Source data:
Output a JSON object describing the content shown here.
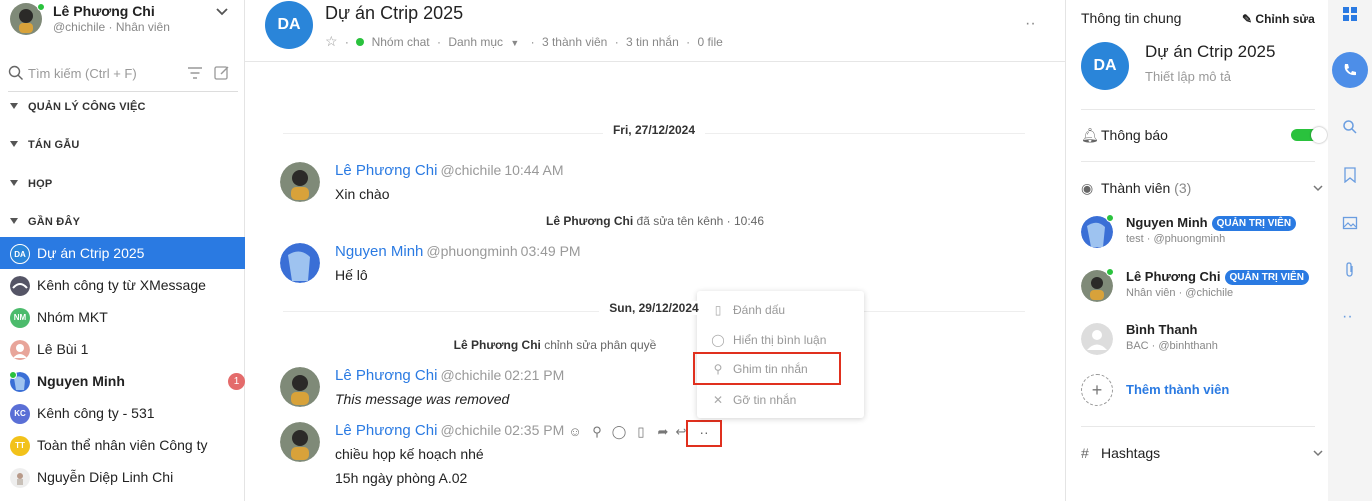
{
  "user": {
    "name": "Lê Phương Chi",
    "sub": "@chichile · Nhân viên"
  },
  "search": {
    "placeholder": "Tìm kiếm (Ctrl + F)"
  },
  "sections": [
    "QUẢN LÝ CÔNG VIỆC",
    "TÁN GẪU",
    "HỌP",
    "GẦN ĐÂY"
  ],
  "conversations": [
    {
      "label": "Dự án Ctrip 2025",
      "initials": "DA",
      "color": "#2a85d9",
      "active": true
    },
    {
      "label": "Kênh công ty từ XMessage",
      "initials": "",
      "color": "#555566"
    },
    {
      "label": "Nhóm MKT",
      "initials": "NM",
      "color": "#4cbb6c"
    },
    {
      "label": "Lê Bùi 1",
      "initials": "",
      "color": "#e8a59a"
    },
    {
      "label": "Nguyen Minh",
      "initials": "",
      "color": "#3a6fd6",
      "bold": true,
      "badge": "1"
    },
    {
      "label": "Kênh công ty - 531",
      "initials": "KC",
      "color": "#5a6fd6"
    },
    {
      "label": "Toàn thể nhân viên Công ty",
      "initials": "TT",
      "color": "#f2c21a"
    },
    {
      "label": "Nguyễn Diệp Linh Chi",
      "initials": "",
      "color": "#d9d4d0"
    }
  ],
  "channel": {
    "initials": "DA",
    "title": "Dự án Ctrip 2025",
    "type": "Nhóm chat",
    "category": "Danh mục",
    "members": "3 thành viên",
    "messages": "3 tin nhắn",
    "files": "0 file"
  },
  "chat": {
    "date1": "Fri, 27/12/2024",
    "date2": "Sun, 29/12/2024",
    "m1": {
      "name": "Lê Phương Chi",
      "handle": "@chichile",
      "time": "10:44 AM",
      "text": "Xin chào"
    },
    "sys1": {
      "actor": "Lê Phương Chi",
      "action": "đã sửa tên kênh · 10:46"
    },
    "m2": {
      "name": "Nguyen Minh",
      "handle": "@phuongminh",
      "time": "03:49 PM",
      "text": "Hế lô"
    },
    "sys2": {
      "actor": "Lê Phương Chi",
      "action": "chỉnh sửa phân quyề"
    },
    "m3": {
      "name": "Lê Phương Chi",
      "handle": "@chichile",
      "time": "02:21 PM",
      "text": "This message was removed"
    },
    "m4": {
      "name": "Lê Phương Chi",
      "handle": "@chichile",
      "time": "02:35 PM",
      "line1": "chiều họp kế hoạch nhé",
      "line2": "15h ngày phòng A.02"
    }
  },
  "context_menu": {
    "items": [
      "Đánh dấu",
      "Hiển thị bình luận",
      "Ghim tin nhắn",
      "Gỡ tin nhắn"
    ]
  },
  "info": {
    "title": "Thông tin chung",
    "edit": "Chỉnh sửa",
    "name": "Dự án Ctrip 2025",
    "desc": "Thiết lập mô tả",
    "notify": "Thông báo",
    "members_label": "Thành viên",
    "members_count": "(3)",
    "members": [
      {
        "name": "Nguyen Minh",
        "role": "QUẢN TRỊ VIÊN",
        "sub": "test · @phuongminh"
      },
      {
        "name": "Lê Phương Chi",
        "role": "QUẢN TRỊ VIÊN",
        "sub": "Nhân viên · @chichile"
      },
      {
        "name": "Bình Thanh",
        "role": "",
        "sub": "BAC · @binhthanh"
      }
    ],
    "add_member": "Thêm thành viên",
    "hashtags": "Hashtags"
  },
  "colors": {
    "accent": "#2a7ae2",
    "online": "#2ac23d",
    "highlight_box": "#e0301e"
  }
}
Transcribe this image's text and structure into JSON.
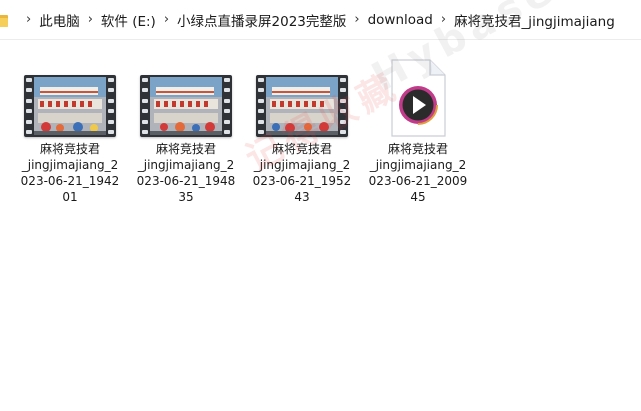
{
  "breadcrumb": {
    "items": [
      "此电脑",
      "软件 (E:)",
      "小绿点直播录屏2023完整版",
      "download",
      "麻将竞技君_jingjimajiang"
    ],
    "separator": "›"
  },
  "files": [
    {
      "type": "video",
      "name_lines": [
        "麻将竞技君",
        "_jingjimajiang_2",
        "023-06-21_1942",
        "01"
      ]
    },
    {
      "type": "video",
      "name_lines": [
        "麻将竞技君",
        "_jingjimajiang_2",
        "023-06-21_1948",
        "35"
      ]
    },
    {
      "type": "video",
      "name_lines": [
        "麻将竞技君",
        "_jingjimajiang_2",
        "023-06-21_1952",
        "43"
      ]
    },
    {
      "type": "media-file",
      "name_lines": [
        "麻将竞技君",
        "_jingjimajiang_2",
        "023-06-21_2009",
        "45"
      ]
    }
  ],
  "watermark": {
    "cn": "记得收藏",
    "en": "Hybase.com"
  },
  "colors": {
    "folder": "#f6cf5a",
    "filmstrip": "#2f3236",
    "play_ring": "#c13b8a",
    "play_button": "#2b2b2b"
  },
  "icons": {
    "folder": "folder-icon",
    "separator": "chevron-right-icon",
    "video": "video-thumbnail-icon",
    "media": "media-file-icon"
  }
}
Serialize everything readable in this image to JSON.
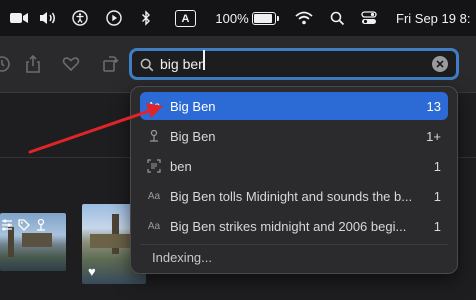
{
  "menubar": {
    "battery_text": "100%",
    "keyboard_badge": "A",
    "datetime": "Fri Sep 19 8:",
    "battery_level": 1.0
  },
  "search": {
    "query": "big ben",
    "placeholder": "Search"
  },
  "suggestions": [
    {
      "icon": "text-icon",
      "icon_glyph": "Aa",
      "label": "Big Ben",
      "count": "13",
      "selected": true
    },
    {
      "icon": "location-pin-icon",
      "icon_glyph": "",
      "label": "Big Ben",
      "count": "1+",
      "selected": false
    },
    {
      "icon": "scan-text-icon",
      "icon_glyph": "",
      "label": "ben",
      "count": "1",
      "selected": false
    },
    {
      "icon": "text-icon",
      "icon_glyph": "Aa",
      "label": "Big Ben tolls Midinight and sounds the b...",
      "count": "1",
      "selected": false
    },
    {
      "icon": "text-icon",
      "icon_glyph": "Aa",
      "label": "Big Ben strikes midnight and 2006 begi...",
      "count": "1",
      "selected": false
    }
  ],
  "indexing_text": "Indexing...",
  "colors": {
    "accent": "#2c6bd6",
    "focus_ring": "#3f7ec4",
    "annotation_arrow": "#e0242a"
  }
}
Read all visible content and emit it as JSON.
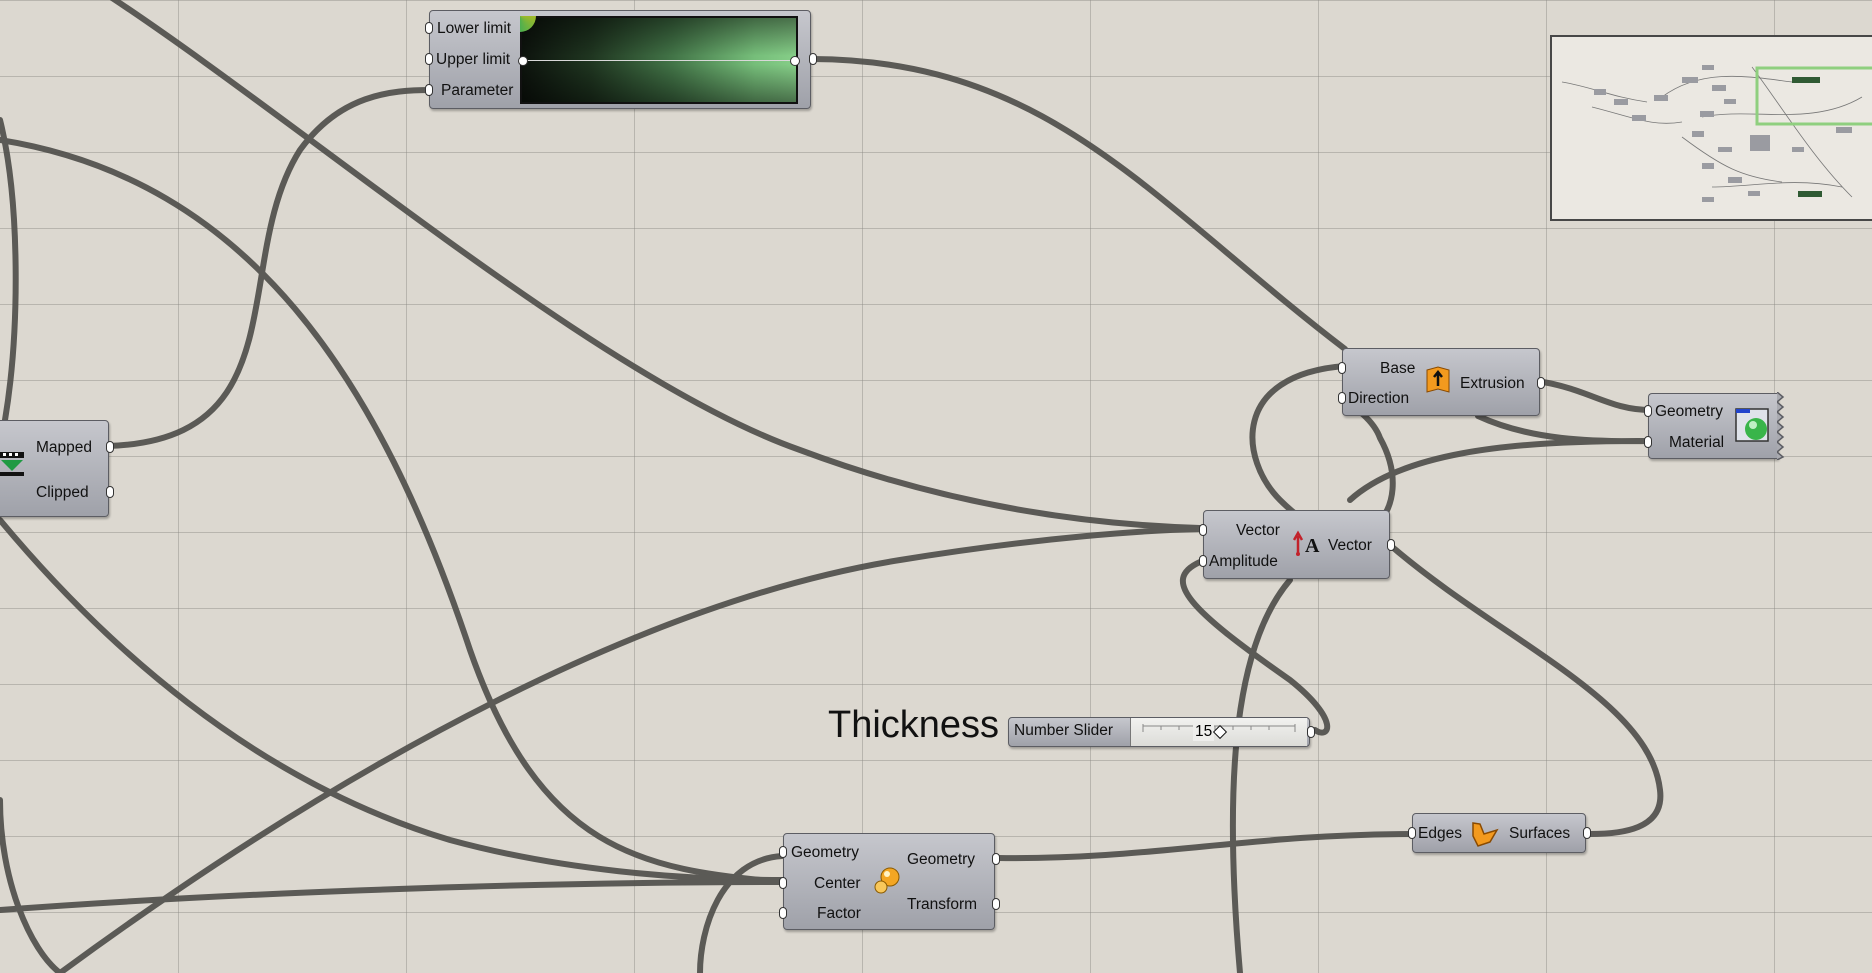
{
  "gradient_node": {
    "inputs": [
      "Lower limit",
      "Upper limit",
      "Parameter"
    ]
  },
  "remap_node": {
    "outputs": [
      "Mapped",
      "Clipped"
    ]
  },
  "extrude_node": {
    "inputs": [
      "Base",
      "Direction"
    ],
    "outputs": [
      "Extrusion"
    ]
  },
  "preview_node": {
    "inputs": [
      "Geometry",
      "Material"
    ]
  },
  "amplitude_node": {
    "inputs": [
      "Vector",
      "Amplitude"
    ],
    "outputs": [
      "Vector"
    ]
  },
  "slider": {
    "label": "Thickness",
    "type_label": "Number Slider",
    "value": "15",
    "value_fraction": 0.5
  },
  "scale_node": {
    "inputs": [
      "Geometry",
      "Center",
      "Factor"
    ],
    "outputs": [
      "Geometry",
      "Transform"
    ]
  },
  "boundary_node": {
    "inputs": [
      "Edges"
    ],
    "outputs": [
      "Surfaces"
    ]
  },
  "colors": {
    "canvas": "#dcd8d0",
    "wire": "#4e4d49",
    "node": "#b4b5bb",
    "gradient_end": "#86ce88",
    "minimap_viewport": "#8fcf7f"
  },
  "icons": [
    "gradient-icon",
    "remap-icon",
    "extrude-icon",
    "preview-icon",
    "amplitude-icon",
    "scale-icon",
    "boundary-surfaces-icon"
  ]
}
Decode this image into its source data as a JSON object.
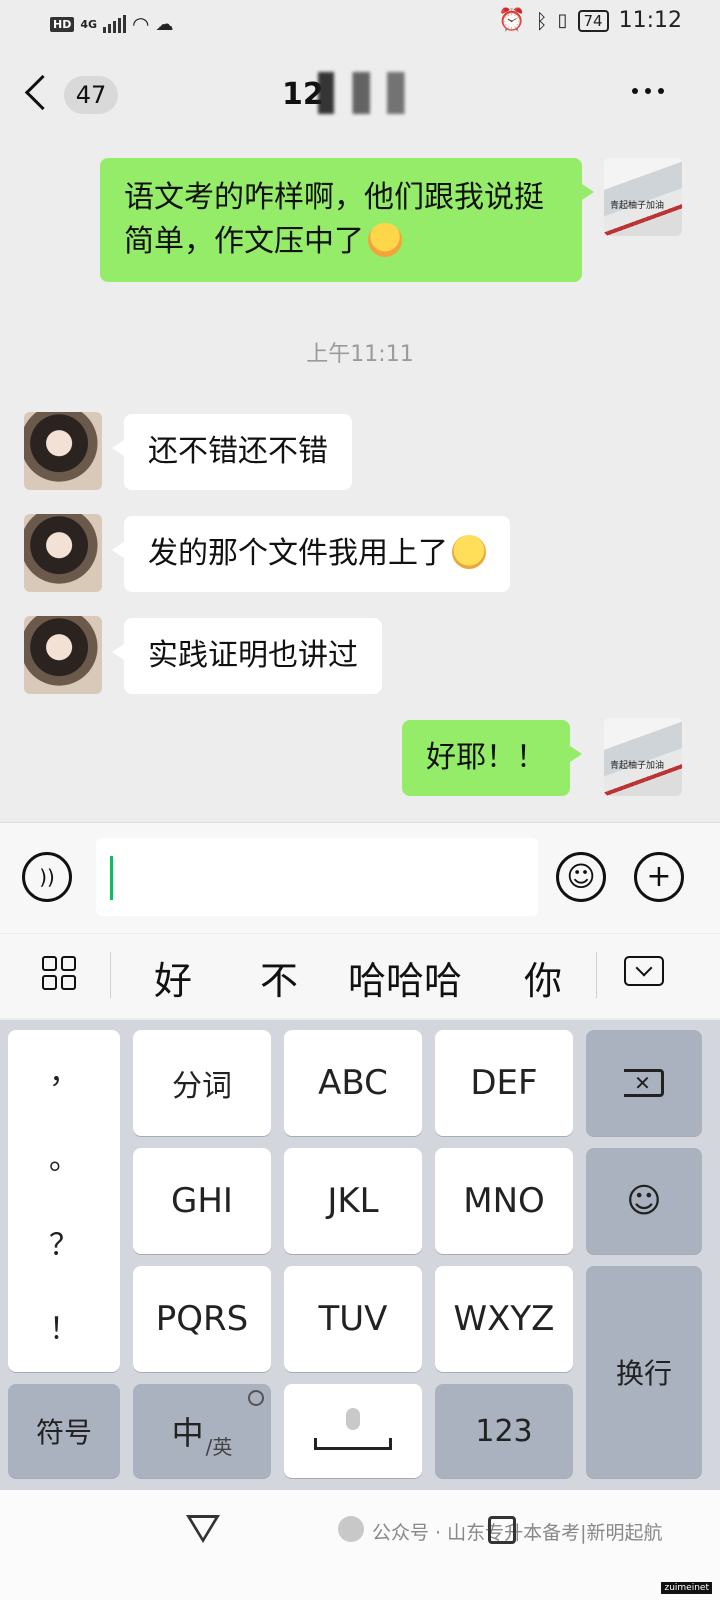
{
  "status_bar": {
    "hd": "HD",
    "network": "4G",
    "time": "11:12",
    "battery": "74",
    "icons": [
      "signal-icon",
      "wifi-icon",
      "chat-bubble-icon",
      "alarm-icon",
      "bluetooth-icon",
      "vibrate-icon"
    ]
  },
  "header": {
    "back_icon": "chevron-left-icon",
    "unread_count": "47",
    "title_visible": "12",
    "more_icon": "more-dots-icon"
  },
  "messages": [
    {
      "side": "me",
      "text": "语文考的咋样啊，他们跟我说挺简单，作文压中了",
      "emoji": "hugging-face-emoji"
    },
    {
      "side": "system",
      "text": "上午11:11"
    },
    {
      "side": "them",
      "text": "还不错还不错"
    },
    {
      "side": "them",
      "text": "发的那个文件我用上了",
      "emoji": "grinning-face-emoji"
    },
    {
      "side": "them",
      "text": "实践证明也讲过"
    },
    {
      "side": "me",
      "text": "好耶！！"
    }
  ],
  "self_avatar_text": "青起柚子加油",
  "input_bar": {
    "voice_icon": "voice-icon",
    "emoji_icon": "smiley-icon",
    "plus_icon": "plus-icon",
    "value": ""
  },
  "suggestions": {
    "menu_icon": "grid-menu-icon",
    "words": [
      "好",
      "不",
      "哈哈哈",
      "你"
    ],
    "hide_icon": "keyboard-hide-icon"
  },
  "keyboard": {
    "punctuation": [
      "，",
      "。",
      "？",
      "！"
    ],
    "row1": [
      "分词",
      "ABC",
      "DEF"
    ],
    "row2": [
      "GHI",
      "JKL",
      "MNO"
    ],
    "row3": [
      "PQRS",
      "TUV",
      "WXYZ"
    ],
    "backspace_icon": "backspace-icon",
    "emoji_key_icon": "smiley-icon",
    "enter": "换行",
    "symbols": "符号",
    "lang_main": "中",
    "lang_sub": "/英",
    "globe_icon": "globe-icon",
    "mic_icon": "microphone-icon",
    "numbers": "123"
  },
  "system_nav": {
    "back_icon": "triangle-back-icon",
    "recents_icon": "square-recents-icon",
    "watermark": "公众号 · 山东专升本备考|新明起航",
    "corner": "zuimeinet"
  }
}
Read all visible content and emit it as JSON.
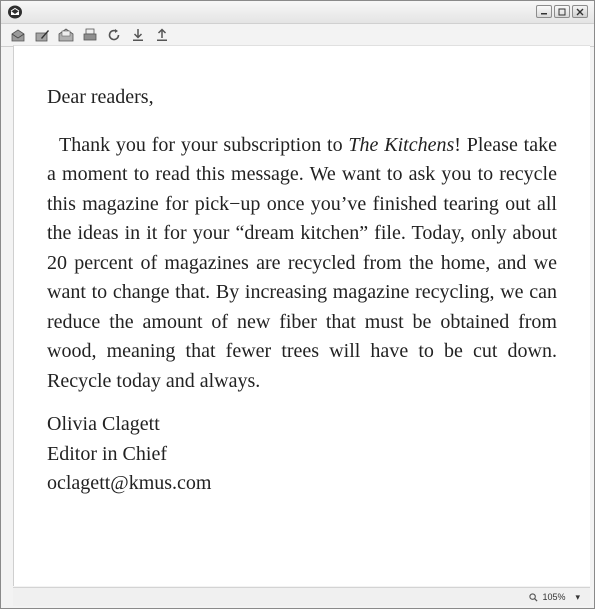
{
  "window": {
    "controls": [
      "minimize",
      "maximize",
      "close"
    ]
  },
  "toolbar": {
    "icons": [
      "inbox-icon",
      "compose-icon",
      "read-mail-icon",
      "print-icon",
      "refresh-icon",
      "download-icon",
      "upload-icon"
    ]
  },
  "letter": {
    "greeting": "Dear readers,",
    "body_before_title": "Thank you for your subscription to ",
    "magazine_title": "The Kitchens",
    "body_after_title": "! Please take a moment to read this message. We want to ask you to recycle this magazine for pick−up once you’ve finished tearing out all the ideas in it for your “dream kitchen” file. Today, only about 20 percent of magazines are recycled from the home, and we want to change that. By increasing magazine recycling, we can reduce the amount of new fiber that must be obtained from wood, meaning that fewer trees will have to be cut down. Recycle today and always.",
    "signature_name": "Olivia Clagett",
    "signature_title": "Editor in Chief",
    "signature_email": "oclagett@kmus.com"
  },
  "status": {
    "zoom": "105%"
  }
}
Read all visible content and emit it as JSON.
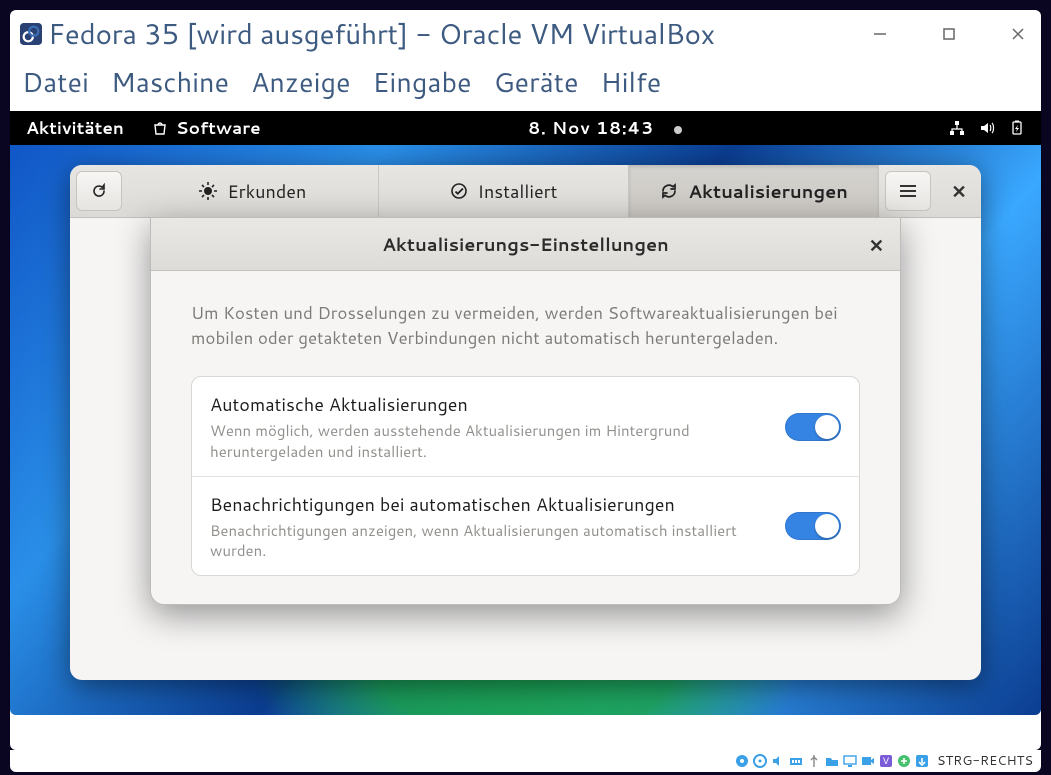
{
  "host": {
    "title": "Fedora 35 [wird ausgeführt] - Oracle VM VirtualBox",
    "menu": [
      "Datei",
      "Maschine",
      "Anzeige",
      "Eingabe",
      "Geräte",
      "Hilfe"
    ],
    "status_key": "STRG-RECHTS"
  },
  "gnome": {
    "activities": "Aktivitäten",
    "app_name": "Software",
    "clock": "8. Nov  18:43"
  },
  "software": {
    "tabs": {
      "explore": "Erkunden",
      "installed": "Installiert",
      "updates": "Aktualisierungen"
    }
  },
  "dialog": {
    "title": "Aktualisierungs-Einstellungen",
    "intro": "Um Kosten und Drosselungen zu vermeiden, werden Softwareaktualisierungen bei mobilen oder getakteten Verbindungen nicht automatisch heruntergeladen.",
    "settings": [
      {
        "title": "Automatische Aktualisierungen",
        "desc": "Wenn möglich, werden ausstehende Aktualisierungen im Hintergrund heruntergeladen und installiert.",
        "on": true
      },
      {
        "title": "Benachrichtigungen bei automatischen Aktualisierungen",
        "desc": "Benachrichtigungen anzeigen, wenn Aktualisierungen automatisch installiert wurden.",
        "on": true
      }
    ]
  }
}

To do |
Copy every line in the entries above that has the string "heruntergeladen" in it.

Correct result |
    "intro": "Um Kosten und Drosselungen zu vermeiden, werden Softwareaktualisierungen bei mobilen oder getakteten Verbindungen nicht automatisch heruntergeladen.",
        "desc": "Wenn möglich, werden ausstehende Aktualisierungen im Hintergrund heruntergeladen und installiert.",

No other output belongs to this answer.